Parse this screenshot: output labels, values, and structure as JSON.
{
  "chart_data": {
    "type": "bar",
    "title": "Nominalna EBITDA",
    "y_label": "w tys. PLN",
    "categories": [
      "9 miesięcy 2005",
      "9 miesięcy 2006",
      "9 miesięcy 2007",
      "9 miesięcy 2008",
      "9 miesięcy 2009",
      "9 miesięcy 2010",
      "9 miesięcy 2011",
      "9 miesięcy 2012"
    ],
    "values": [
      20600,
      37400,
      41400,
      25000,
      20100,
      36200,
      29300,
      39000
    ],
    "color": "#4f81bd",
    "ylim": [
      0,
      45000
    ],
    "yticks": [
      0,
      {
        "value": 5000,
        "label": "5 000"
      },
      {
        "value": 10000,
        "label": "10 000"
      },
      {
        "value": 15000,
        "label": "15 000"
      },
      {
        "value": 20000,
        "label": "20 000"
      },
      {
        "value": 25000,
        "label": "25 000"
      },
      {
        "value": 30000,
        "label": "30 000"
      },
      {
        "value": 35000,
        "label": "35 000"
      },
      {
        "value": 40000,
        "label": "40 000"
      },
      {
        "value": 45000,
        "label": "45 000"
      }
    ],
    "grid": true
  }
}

-*-*-

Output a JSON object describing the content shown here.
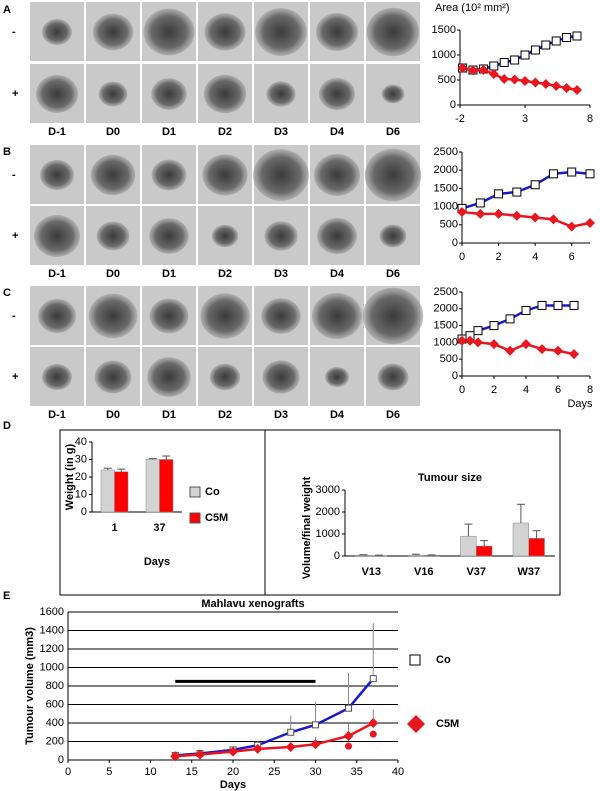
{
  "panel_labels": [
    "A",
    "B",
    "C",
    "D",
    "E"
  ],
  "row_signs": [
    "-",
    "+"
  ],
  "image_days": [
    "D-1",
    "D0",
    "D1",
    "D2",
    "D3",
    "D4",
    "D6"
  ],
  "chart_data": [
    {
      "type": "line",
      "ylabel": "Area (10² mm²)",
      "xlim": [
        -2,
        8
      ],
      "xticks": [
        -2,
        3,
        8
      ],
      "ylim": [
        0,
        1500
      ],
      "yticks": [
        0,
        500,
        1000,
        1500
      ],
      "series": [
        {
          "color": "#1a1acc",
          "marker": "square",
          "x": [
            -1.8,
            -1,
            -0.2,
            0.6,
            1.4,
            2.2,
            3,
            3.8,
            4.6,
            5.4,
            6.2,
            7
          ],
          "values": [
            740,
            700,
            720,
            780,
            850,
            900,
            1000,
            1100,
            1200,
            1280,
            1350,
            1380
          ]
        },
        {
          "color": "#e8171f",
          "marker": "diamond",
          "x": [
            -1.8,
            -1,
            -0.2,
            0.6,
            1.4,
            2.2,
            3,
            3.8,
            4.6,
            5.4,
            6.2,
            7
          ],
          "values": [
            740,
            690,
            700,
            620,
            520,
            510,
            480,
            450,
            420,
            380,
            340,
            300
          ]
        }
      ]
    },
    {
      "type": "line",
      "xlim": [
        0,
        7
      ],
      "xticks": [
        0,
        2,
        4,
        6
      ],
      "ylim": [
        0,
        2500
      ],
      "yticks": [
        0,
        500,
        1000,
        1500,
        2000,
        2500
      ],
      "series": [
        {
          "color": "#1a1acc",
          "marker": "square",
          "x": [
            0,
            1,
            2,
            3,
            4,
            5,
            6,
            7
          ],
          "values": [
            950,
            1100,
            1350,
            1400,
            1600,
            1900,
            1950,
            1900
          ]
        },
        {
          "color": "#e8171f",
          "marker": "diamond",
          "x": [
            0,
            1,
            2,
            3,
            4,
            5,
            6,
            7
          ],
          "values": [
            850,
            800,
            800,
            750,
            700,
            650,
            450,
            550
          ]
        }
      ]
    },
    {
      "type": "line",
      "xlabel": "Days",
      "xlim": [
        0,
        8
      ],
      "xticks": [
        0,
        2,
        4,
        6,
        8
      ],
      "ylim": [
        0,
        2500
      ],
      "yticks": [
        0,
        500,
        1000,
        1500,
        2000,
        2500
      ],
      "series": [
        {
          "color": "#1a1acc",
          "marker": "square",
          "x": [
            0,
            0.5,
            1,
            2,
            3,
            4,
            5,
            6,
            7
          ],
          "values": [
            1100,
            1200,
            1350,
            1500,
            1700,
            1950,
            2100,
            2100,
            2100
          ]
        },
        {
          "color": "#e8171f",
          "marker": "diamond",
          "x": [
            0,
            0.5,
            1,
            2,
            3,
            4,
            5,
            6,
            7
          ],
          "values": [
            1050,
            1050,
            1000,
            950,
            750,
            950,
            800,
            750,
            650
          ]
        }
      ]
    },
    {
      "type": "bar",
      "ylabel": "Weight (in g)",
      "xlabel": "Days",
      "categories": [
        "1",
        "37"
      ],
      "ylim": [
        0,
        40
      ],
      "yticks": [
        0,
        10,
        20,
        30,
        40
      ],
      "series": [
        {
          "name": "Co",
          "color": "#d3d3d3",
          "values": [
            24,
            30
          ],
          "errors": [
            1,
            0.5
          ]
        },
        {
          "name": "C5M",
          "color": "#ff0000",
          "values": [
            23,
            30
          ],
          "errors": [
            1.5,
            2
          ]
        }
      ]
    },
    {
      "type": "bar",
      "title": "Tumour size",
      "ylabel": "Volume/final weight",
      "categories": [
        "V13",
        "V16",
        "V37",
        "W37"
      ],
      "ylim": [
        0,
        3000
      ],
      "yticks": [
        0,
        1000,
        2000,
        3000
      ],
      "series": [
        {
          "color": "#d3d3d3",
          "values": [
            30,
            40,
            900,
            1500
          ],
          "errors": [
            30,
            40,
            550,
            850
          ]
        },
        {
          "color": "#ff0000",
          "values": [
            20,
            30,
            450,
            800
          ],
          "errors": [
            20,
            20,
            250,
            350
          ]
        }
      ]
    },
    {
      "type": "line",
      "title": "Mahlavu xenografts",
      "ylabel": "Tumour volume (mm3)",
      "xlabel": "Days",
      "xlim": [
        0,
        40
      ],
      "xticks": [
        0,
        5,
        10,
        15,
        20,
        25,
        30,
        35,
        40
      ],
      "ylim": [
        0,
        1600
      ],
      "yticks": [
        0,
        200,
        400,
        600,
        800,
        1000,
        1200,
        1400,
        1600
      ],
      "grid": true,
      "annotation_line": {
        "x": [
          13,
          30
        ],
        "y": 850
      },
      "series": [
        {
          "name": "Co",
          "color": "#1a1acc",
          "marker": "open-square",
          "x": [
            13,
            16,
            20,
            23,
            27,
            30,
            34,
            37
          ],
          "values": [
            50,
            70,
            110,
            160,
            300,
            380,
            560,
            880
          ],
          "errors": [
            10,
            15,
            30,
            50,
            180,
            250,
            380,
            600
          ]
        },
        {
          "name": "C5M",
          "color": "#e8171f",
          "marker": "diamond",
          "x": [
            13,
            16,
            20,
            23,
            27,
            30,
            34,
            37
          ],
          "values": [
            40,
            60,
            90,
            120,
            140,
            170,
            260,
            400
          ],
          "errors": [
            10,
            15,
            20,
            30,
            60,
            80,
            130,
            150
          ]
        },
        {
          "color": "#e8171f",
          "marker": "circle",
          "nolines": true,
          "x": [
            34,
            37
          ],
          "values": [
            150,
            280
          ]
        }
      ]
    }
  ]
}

-*-*-

* _What is needed_
Of the lines in the listing above, how many hold the string "Tumour"? Reply with the number only.

* _Task output_
2